=== Required task ===
Return every line of all the records below verbatim, omitting the pictures.

(Extracted records)
......

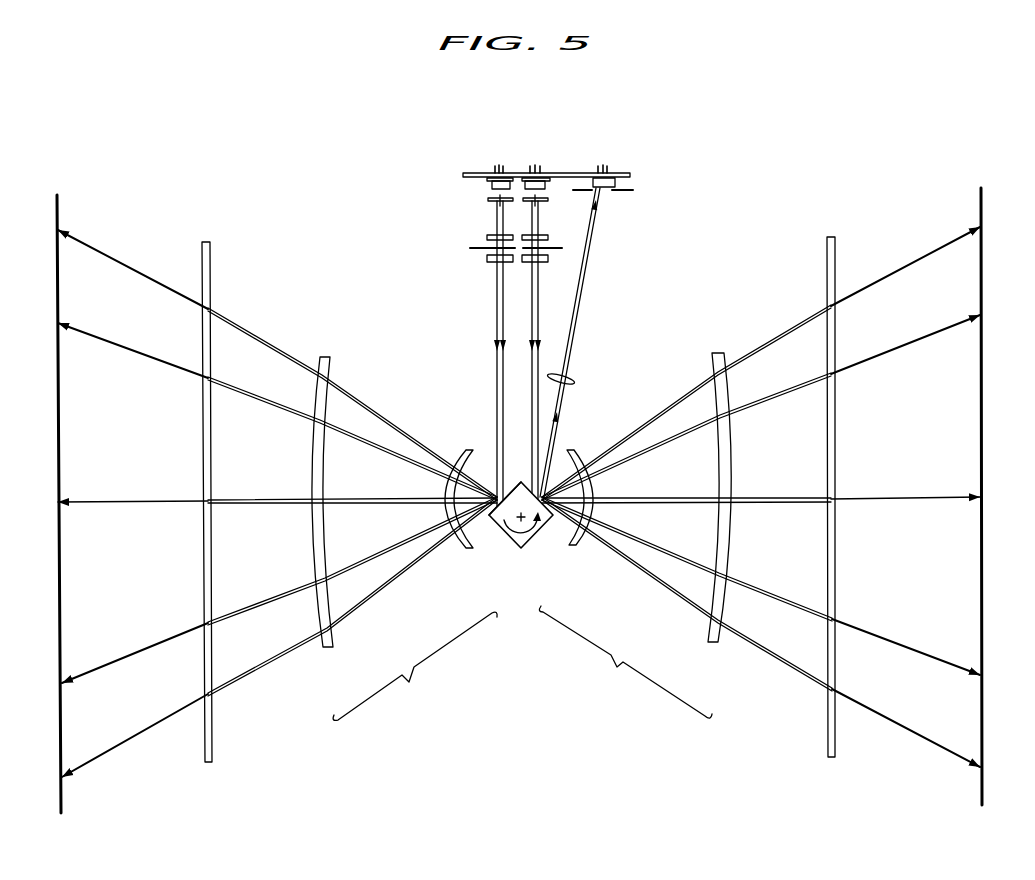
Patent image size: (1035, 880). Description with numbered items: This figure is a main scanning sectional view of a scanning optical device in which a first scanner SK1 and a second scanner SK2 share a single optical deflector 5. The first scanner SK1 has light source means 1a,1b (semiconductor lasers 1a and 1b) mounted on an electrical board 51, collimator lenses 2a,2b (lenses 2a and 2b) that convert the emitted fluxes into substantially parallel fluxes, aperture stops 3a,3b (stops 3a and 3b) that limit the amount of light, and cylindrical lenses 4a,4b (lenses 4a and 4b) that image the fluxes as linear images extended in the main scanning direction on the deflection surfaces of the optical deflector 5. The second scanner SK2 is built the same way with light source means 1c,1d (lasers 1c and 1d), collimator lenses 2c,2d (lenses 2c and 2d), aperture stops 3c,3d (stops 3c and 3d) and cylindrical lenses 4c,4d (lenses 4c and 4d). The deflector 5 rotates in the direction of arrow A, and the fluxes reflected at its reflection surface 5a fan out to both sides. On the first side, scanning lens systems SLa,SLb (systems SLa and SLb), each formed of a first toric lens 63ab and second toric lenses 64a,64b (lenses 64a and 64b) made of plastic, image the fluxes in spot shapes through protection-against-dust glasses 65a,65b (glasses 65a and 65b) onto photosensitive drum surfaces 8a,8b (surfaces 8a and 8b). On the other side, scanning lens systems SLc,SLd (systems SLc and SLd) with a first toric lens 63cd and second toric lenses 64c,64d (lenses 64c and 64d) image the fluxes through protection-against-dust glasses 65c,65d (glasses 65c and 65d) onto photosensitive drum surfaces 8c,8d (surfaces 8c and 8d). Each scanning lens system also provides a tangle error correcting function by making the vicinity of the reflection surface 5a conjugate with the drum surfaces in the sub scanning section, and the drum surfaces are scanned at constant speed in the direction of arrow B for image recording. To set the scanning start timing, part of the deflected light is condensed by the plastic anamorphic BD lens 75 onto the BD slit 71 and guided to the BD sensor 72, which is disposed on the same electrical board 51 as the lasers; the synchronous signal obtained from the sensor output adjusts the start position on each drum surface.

The light source means 1a,1b is at (550, 157).
The light source means 1a is at (550, 157).
The light source means 1b is at (548, 172).
The light source means 1c,1d is at (470, 159).
The light source means 1c is at (470, 159).
The light source means 1d is at (492, 173).
The collimator lenses 2a,2b is at (599, 224).
The collimator lens 2a is at (599, 224).
The collimator lens 2b is at (548, 238).
The collimator lenses 2c,2d is at (452, 225).
The collimator lens 2c is at (452, 225).
The collimator lens 2d is at (487, 238).
The aperture stops 3a,3b is at (600, 256).
The aperture stop 3a is at (600, 256).
The aperture stop 3b is at (562, 248).
The aperture stops 3c,3d is at (447, 259).
The aperture stop 3c is at (447, 259).
The aperture stop 3d is at (470, 248).
The cylindrical lenses 4a,4b is at (599, 277).
The cylindrical lens 4a is at (599, 277).
The cylindrical lens 4b is at (548, 262).
The cylindrical lenses 4c,4d is at (449, 282).
The cylindrical lens 4c is at (449, 282).
The cylindrical lens 4d is at (490, 262).
The optical deflector 5 is at (512, 494).
The reflection surface 5a is at (524, 480).
The rotation direction arrow A is at (507, 536).
The main scanning direction arrow B is at (40, 233).
The electrical board 51 is at (628, 173).
The BD slit 71 is at (633, 190).
The BD sensor 72 is at (604, 172).
The BD lens 75 is at (577, 380).
The first toric lens 63ab is at (577, 548).
The first toric lens 63cd is at (470, 552).
The second toric lenses 64a,64b is at (734, 528).
The second toric lens 64a is at (734, 528).
The second toric lens 64b is at (713, 643).
The second toric lenses 64c,64d is at (313, 532).
The second toric lens 64c is at (313, 532).
The second toric lens 64d is at (328, 648).
The protection-against-dust glasses 65a,65b is at (775, 514).
The protection-against-dust glass 65a is at (775, 514).
The protection-against-dust glass 65b is at (831, 757).
The protection-against-dust glasses 65c,65d is at (265, 518).
The protection-against-dust glass 65c is at (265, 518).
The protection-against-dust glass 65d is at (212, 760).
The photosensitive drum surfaces 8a,8b is at (937, 507).
The photosensitive drum surface 8a is at (937, 507).
The photosensitive drum surface 8b is at (982, 790).
The photosensitive drum surfaces 8c,8d is at (104, 515).
The photosensitive drum surface 8c is at (104, 515).
The photosensitive drum surface 8d is at (62, 798).
The first scanner SK1 is at (757, 180).
The second scanner SK2 is at (262, 185).
The scanning lens systems SLa,SLb is at (625, 662).
The scanning lens system SLa is at (625, 662).
The scanning lens system SLb is at (625, 662).
The scanning lens systems SLc,SLd is at (415, 666).
The scanning lens system SLc is at (415, 666).
The scanning lens system SLd is at (415, 666).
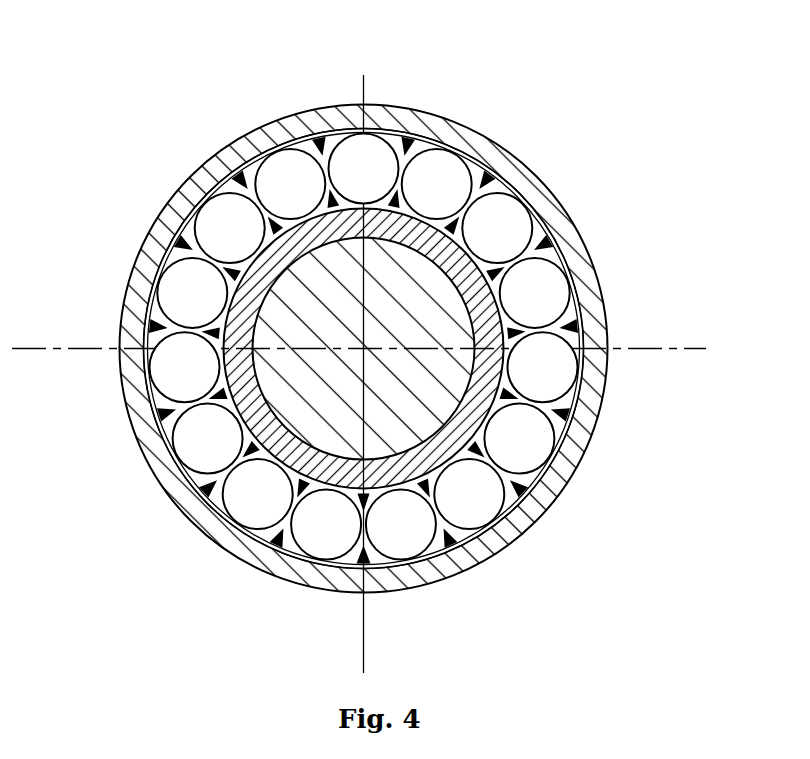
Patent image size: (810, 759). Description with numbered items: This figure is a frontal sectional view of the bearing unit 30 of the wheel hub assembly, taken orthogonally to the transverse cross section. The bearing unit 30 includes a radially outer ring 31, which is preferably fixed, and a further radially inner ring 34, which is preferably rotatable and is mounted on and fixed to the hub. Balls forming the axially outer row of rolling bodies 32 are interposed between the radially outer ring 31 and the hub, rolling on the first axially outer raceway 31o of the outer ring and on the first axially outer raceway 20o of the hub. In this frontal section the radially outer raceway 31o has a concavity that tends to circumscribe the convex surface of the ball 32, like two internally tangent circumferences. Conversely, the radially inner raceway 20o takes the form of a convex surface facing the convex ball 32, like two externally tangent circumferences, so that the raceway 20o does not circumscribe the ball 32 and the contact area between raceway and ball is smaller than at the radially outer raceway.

The bearing unit 30 is at (619, 96).
The radially outer ring 31 is at (198, 507).
The first axially outer raceway 31o is at (463, 217).
The axially outer row of rolling bodies 32 is at (188, 278).
The further radially inner ring 34 is at (317, 227).
The first axially outer raceway 20o is at (567, 413).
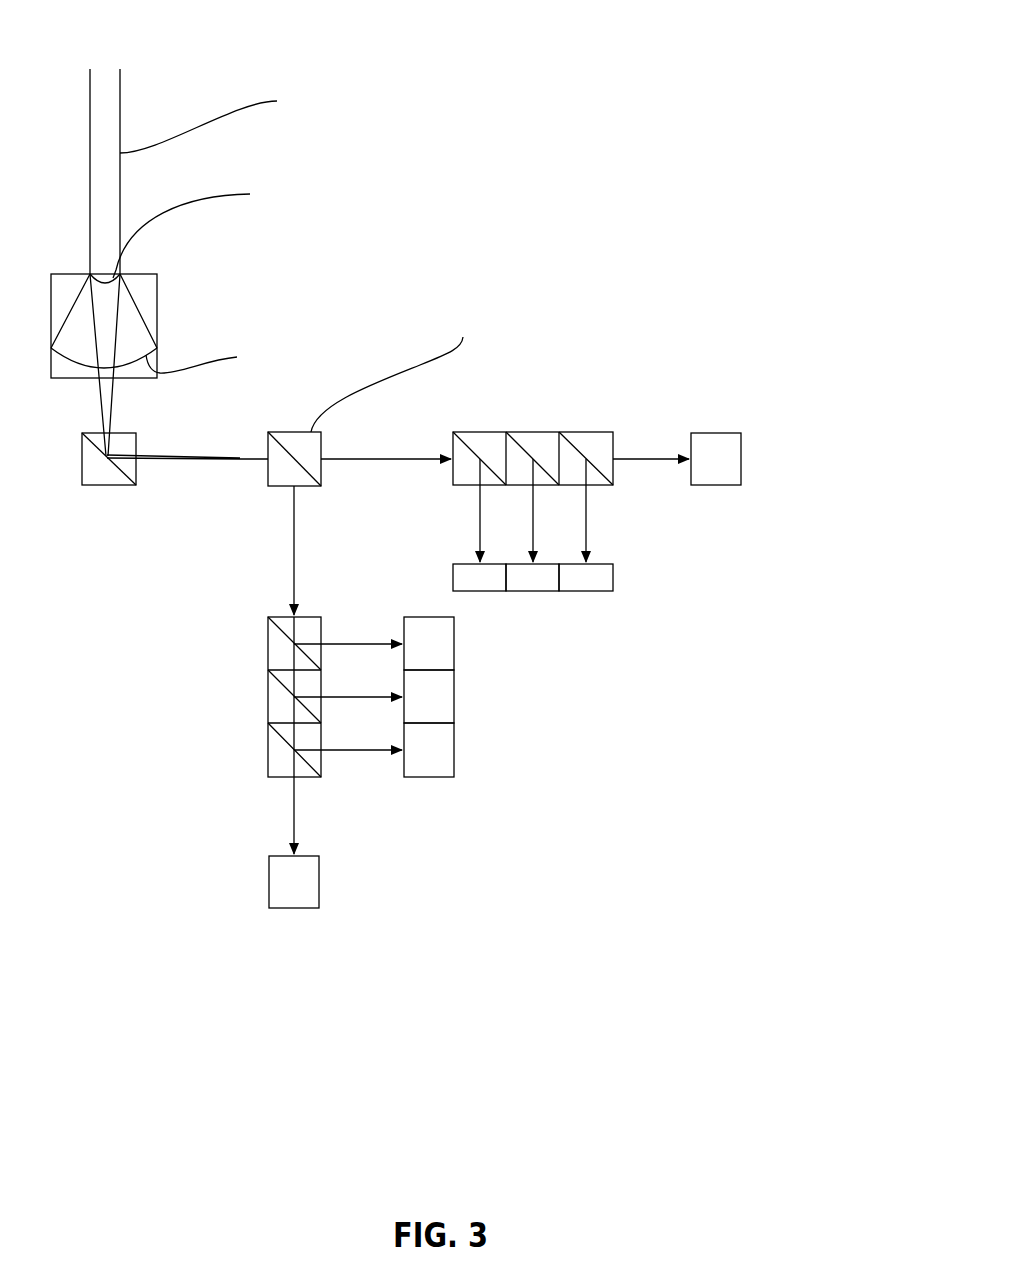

......

=== Complete answer ===
Patent image size: (1035, 880). Description with numbered items: This figure is a main scanning sectional view of a scanning optical device in which a first scanner SK1 and a second scanner SK2 share a single optical deflector 5. The first scanner SK1 has light source means 1a,1b (semiconductor lasers 1a and 1b) mounted on an electrical board 51, collimator lenses 2a,2b (lenses 2a and 2b) that convert the emitted fluxes into substantially parallel fluxes, aperture stops 3a,3b (stops 3a and 3b) that limit the amount of light, and cylindrical lenses 4a,4b (lenses 4a and 4b) that image the fluxes as linear images extended in the main scanning direction on the deflection surfaces of the optical deflector 5. The second scanner SK2 is built the same way with light source means 1c,1d (lasers 1c and 1d), collimator lenses 2c,2d (lenses 2c and 2d), aperture stops 3c,3d (stops 3c and 3d) and cylindrical lenses 4c,4d (lenses 4c and 4d). The deflector 5 rotates in the direction of arrow A, and the fluxes reflected at its reflection surface 5a fan out to both sides. On the first side, scanning lens systems SLa,SLb (systems SLa and SLb), each formed of a first toric lens 63ab and second toric lenses 64a,64b (lenses 64a and 64b) made of plastic, image the fluxes in spot shapes through protection-against-dust glasses 65a,65b (glasses 65a and 65b) onto photosensitive drum surfaces 8a,8b (surfaces 8a and 8b). On the other side, scanning lens systems SLc,SLd (systems SLc and SLd) with a first toric lens 63cd and second toric lenses 64c,64d (lenses 64c and 64d) image the fluxes through protection-against-dust glasses 65c,65d (glasses 65c and 65d) onto photosensitive drum surfaces 8c,8d (surfaces 8c and 8d). Each scanning lens system also provides a tangle error correcting function by making the vicinity of the reflection surface 5a conjugate with the drum surfaces in the sub scanning section, and the drum surfaces are scanned at constant speed in the direction of arrow B for image recording. To set the scanning start timing, part of the deflected light is condensed by the plastic anamorphic BD lens 75 onto the BD slit 71 and guided to the BD sensor 72, which is disposed on the same electrical board 51 as the lasers; the synchronous signal obtained from the sensor output adjusts the start position on each drum surface.

The light source means 1a,1b is at (550, 157).
The light source means 1a is at (550, 157).
The light source means 1b is at (548, 172).
The light source means 1c,1d is at (470, 159).
The light source means 1c is at (470, 159).
The light source means 1d is at (492, 173).
The collimator lenses 2a,2b is at (599, 224).
The collimator lens 2a is at (599, 224).
The collimator lens 2b is at (548, 238).
The collimator lenses 2c,2d is at (452, 225).
The collimator lens 2c is at (452, 225).
The collimator lens 2d is at (487, 238).
The aperture stops 3a,3b is at (600, 256).
The aperture stop 3a is at (600, 256).
The aperture stop 3b is at (562, 248).
The aperture stops 3c,3d is at (447, 259).
The aperture stop 3c is at (447, 259).
The aperture stop 3d is at (470, 248).
The cylindrical lenses 4a,4b is at (599, 277).
The cylindrical lens 4a is at (599, 277).
The cylindrical lens 4b is at (548, 262).
The cylindrical lenses 4c,4d is at (449, 282).
The cylindrical lens 4c is at (449, 282).
The cylindrical lens 4d is at (490, 262).
The optical deflector 5 is at (512, 494).
The reflection surface 5a is at (524, 480).
The rotation direction arrow A is at (507, 536).
The main scanning direction arrow B is at (40, 233).
The electrical board 51 is at (628, 173).
The BD slit 71 is at (633, 190).
The BD sensor 72 is at (604, 172).
The BD lens 75 is at (577, 380).
The first toric lens 63ab is at (577, 548).
The first toric lens 63cd is at (470, 552).
The second toric lenses 64a,64b is at (734, 528).
The second toric lens 64a is at (734, 528).
The second toric lens 64b is at (713, 643).
The second toric lenses 64c,64d is at (313, 532).
The second toric lens 64c is at (313, 532).
The second toric lens 64d is at (328, 648).
The protection-against-dust glasses 65a,65b is at (775, 514).
The protection-against-dust glass 65a is at (775, 514).
The protection-against-dust glass 65b is at (831, 757).
The protection-against-dust glasses 65c,65d is at (265, 518).
The protection-against-dust glass 65c is at (265, 518).
The protection-against-dust glass 65d is at (212, 760).
The photosensitive drum surfaces 8a,8b is at (937, 507).
The photosensitive drum surface 8a is at (937, 507).
The photosensitive drum surface 8b is at (982, 790).
The photosensitive drum surfaces 8c,8d is at (104, 515).
The photosensitive drum surface 8c is at (104, 515).
The photosensitive drum surface 8d is at (62, 798).
The first scanner SK1 is at (757, 180).
The second scanner SK2 is at (262, 185).
The scanning lens systems SLa,SLb is at (625, 662).
The scanning lens system SLa is at (625, 662).
The scanning lens system SLb is at (625, 662).
The scanning lens systems SLc,SLd is at (415, 666).
The scanning lens system SLc is at (415, 666).
The scanning lens system SLd is at (415, 666).
Patent image size: (810, 759). Description with numbered items: This figure is a frontal sectional view of the bearing unit 30 of the wheel hub assembly, taken orthogonally to the transverse cross section. The bearing unit 30 includes a radially outer ring 31, which is preferably fixed, and a further radially inner ring 34, which is preferably rotatable and is mounted on and fixed to the hub. Balls forming the axially outer row of rolling bodies 32 are interposed between the radially outer ring 31 and the hub, rolling on the first axially outer raceway 31o of the outer ring and on the first axially outer raceway 20o of the hub. In this frontal section the radially outer raceway 31o has a concavity that tends to circumscribe the convex surface of the ball 32, like two internally tangent circumferences. Conversely, the radially inner raceway 20o takes the form of a convex surface facing the convex ball 32, like two externally tangent circumferences, so that the raceway 20o does not circumscribe the ball 32 and the contact area between raceway and ball is smaller than at the radially outer raceway.

The bearing unit 30 is at (619, 96).
The radially outer ring 31 is at (198, 507).
The first axially outer raceway 31o is at (463, 217).
The axially outer row of rolling bodies 32 is at (188, 278).
The further radially inner ring 34 is at (317, 227).
The first axially outer raceway 20o is at (567, 413).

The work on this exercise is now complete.